[The exercise]: Reproduce each line exactly.

[Dataset items]
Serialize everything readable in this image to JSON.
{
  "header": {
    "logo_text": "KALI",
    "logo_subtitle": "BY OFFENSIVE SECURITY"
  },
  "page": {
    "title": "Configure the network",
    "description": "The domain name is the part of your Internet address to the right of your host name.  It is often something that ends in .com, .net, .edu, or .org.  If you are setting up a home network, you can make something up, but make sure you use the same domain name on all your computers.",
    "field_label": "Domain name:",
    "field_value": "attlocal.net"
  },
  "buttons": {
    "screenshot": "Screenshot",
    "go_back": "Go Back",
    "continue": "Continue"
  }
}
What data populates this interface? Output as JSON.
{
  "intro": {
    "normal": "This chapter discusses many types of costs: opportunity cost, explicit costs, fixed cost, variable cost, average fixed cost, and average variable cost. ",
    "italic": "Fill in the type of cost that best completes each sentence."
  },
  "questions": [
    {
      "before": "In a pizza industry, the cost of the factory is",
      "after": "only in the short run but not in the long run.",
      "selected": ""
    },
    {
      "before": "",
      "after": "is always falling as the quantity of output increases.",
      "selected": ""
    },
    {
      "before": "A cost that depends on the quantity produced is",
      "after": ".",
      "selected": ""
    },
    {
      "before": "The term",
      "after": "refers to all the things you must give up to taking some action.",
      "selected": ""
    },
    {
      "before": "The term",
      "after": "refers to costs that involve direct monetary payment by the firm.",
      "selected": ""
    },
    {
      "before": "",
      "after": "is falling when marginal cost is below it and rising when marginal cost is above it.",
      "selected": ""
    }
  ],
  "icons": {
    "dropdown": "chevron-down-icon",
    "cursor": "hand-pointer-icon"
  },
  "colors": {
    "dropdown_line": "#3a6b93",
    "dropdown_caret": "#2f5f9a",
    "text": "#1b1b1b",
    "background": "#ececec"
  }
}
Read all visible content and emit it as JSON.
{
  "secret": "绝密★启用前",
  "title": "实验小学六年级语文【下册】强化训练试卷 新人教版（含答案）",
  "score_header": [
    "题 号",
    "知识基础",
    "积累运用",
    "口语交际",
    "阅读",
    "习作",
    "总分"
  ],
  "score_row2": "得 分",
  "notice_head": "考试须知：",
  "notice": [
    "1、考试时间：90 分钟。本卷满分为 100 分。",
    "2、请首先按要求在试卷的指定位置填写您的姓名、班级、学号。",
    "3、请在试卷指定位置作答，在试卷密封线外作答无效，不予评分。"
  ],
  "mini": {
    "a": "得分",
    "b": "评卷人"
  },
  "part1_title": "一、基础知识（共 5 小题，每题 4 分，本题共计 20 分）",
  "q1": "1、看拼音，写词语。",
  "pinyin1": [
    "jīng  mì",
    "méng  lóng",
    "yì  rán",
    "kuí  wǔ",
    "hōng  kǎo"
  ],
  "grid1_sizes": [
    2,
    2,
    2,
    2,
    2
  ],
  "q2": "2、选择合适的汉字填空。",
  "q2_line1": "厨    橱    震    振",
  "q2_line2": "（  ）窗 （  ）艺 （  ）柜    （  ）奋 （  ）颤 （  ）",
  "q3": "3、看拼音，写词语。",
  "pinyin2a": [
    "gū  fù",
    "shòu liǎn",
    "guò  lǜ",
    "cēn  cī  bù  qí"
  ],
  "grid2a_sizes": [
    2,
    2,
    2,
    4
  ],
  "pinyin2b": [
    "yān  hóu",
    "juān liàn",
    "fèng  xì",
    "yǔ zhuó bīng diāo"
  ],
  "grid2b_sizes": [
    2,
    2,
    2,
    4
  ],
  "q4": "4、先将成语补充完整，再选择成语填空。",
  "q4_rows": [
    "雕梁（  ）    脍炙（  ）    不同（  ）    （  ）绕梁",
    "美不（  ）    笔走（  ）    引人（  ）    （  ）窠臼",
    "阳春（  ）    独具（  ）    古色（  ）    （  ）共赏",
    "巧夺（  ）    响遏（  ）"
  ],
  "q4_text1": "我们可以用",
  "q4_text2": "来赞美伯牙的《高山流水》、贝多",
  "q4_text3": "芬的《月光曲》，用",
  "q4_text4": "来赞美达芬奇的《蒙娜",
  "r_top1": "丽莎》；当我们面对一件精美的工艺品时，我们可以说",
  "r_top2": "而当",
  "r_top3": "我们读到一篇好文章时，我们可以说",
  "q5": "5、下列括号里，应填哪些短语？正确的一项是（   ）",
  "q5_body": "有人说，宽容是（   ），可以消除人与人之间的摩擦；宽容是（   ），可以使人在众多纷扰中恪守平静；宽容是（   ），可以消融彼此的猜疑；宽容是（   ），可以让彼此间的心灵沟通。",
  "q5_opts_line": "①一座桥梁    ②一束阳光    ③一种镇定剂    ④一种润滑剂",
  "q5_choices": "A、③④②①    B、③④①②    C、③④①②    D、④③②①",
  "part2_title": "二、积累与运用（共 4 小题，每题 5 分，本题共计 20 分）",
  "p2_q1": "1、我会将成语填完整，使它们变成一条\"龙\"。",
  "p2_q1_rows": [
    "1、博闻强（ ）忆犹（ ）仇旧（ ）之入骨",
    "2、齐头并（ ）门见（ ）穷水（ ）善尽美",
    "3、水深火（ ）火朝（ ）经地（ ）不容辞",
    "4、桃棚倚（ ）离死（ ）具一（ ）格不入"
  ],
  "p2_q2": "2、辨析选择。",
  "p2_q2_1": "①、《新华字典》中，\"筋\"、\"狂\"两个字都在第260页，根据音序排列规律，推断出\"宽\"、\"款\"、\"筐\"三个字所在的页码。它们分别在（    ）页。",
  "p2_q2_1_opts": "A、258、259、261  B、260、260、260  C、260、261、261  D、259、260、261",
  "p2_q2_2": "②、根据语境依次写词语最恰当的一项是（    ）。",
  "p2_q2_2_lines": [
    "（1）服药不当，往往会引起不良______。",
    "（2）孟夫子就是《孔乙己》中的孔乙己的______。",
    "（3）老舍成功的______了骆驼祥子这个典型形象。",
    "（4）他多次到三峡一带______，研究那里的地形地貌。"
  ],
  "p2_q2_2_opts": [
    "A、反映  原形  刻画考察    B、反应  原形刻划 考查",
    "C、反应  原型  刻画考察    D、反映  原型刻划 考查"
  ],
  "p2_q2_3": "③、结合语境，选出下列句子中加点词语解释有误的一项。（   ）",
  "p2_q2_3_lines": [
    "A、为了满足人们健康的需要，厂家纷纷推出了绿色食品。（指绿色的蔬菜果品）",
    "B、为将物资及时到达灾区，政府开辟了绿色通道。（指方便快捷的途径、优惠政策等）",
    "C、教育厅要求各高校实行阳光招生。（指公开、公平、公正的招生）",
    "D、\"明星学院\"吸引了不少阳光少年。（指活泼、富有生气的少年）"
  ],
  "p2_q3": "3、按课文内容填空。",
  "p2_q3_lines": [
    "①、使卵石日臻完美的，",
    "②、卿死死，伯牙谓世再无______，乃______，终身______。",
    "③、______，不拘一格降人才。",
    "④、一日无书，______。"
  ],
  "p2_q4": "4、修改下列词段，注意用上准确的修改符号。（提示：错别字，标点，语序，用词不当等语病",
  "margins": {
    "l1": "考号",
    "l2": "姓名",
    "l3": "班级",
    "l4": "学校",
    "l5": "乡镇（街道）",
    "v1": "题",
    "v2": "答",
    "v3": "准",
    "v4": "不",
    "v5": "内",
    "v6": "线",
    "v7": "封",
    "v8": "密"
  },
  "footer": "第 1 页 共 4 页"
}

[Reply to the exercise]:
Serialize everything readable in this image to JSON.
{
  "header": {
    "logo_text": "KALI",
    "logo_subtitle": "BY OFFENSIVE SECURITY"
  },
  "page": {
    "title": "Configure the network",
    "description": "The domain name is the part of your Internet address to the right of your host name.  It is often something that ends in .com, .net, .edu, or .org.  If you are setting up a home network, you can make something up, but make sure you use the same domain name on all your computers.",
    "field_label": "Domain name:",
    "field_value": "attlocal.net"
  },
  "buttons": {
    "screenshot": "Screenshot",
    "go_back": "Go Back",
    "continue": "Continue"
  }
}
What data populates this interface? Output as JSON.
{
  "intro": {
    "normal": "This chapter discusses many types of costs: opportunity cost, explicit costs, fixed cost, variable cost, average fixed cost, and average variable cost. ",
    "italic": "Fill in the type of cost that best completes each sentence."
  },
  "questions": [
    {
      "before": "In a pizza industry, the cost of the factory is",
      "after": "only in the short run but not in the long run.",
      "selected": ""
    },
    {
      "before": "",
      "after": "is always falling as the quantity of output increases.",
      "selected": ""
    },
    {
      "before": "A cost that depends on the quantity produced is",
      "after": ".",
      "selected": ""
    },
    {
      "before": "The term",
      "after": "refers to all the things you must give up to taking some action.",
      "selected": ""
    },
    {
      "before": "The term",
      "after": "refers to costs that involve direct monetary payment by the firm.",
      "selected": ""
    },
    {
      "before": "",
      "after": "is falling when marginal cost is below it and rising when marginal cost is above it.",
      "selected": ""
    }
  ],
  "icons": {
    "dropdown": "chevron-down-icon",
    "cursor": "hand-pointer-icon"
  },
  "colors": {
    "dropdown_line": "#3a6b93",
    "dropdown_caret": "#2f5f9a",
    "text": "#1b1b1b",
    "background": "#ececec"
  }
}
Read all visible content and emit it as JSON.
{
  "secret": "绝密★启用前",
  "title": "实验小学六年级语文【下册】强化训练试卷 新人教版（含答案）",
  "score_header": [
    "题 号",
    "知识基础",
    "积累运用",
    "口语交际",
    "阅读",
    "习作",
    "总分"
  ],
  "score_row2": "得 分",
  "notice_head": "考试须知：",
  "notice": [
    "1、考试时间：90 分钟。本卷满分为 100 分。",
    "2、请首先按要求在试卷的指定位置填写您的姓名、班级、学号。",
    "3、请在试卷指定位置作答，在试卷密封线外作答无效，不予评分。"
  ],
  "mini": {
    "a": "得分",
    "b": "评卷人"
  },
  "part1_title": "一、基础知识（共 5 小题，每题 4 分，本题共计 20 分）",
  "q1": "1、看拼音，写词语。",
  "pinyin1": [
    "jīng  mì",
    "méng  lóng",
    "yì  rán",
    "kuí  wǔ",
    "hōng  kǎo"
  ],
  "grid1_sizes": [
    2,
    2,
    2,
    2,
    2
  ],
  "q2": "2、选择合适的汉字填空。",
  "q2_line1": "厨    橱    震    振",
  "q2_line2": "（  ）窗 （  ）艺 （  ）柜    （  ）奋 （  ）颤 （  ）",
  "q3": "3、看拼音，写词语。",
  "pinyin2a": [
    "gū  fù",
    "shòu liǎn",
    "guò  lǜ",
    "cēn  cī  bù  qí"
  ],
  "grid2a_sizes": [
    2,
    2,
    2,
    4
  ],
  "pinyin2b": [
    "yān  hóu",
    "juān liàn",
    "fèng  xì",
    "yǔ zhuó bīng diāo"
  ],
  "grid2b_sizes": [
    2,
    2,
    2,
    4
  ],
  "q4": "4、先将成语补充完整，再选择成语填空。",
  "q4_rows": [
    "雕梁（  ）    脍炙（  ）    不同（  ）    （  ）绕梁",
    "美不（  ）    笔走（  ）    引人（  ）    （  ）窠臼",
    "阳春（  ）    独具（  ）    古色（  ）    （  ）共赏",
    "巧夺（  ）    响遏（  ）"
  ],
  "q4_text1": "我们可以用",
  "q4_text2": "来赞美伯牙的《高山流水》、贝多",
  "q4_text3": "芬的《月光曲》，用",
  "q4_text4": "来赞美达芬奇的《蒙娜",
  "r_top1": "丽莎》；当我们面对一件精美的工艺品时，我们可以说",
  "r_top2": "而当",
  "r_top3": "我们读到一篇好文章时，我们可以说",
  "q5": "5、下列括号里，应填哪些短语？正确的一项是（   ）",
  "q5_body": "有人说，宽容是（   ），可以消除人与人之间的摩擦；宽容是（   ），可以使人在众多纷扰中恪守平静；宽容是（   ），可以消融彼此的猜疑；宽容是（   ），可以让彼此间的心灵沟通。",
  "q5_opts_line": "①一座桥梁    ②一束阳光    ③一种镇定剂    ④一种润滑剂",
  "q5_choices": "A、③④②①    B、③④①②    C、③④①②    D、④③②①",
  "part2_title": "二、积累与运用（共 4 小题，每题 5 分，本题共计 20 分）",
  "p2_q1": "1、我会将成语填完整，使它们变成一条\"龙\"。",
  "p2_q1_rows": [
    "1、博闻强（ ）忆犹（ ）仇旧（ ）之入骨",
    "2、齐头并（ ）门见（ ）穷水（ ）善尽美",
    "3、水深火（ ）火朝（ ）经地（ ）不容辞",
    "4、桃棚倚（ ）离死（ ）具一（ ）格不入"
  ],
  "p2_q2": "2、辨析选择。",
  "p2_q2_1": "①、《新华字典》中，\"筋\"、\"狂\"两个字都在第260页，根据音序排列规律，推断出\"宽\"、\"款\"、\"筐\"三个字所在的页码。它们分别在（    ）页。",
  "p2_q2_1_opts": "A、258、259、261  B、260、260、260  C、260、261、261  D、259、260、261",
  "p2_q2_2": "②、根据语境依次写词语最恰当的一项是（    ）。",
  "p2_q2_2_lines": [
    "（1）服药不当，往往会引起不良______。",
    "（2）孟夫子就是《孔乙己》中的孔乙己的______。",
    "（3）老舍成功的______了骆驼祥子这个典型形象。",
    "（4）他多次到三峡一带______，研究那里的地形地貌。"
  ],
  "p2_q2_2_opts": [
    "A、反映  原形  刻画考察    B、反应  原形刻划 考查",
    "C、反应  原型  刻画考察    D、反映  原型刻划 考查"
  ],
  "p2_q2_3": "③、结合语境，选出下列句子中加点词语解释有误的一项。（   ）",
  "p2_q2_3_lines": [
    "A、为了满足人们健康的需要，厂家纷纷推出了绿色食品。（指绿色的蔬菜果品）",
    "B、为将物资及时到达灾区，政府开辟了绿色通道。（指方便快捷的途径、优惠政策等）",
    "C、教育厅要求各高校实行阳光招生。（指公开、公平、公正的招生）",
    "D、\"明星学院\"吸引了不少阳光少年。（指活泼、富有生气的少年）"
  ],
  "p2_q3": "3、按课文内容填空。",
  "p2_q3_lines": [
    "①、使卵石日臻完美的，",
    "②、卿死死，伯牙谓世再无______，乃______，终身______。",
    "③、______，不拘一格降人才。",
    "④、一日无书，______。"
  ],
  "p2_q4": "4、修改下列词段，注意用上准确的修改符号。（提示：错别字，标点，语序，用词不当等语病",
  "margins": {
    "l1": "考号",
    "l2": "姓名",
    "l3": "班级",
    "l4": "学校",
    "l5": "乡镇（街道）",
    "v1": "题",
    "v2": "答",
    "v3": "准",
    "v4": "不",
    "v5": "内",
    "v6": "线",
    "v7": "封",
    "v8": "密"
  },
  "footer": "第 1 页 共 4 页"
}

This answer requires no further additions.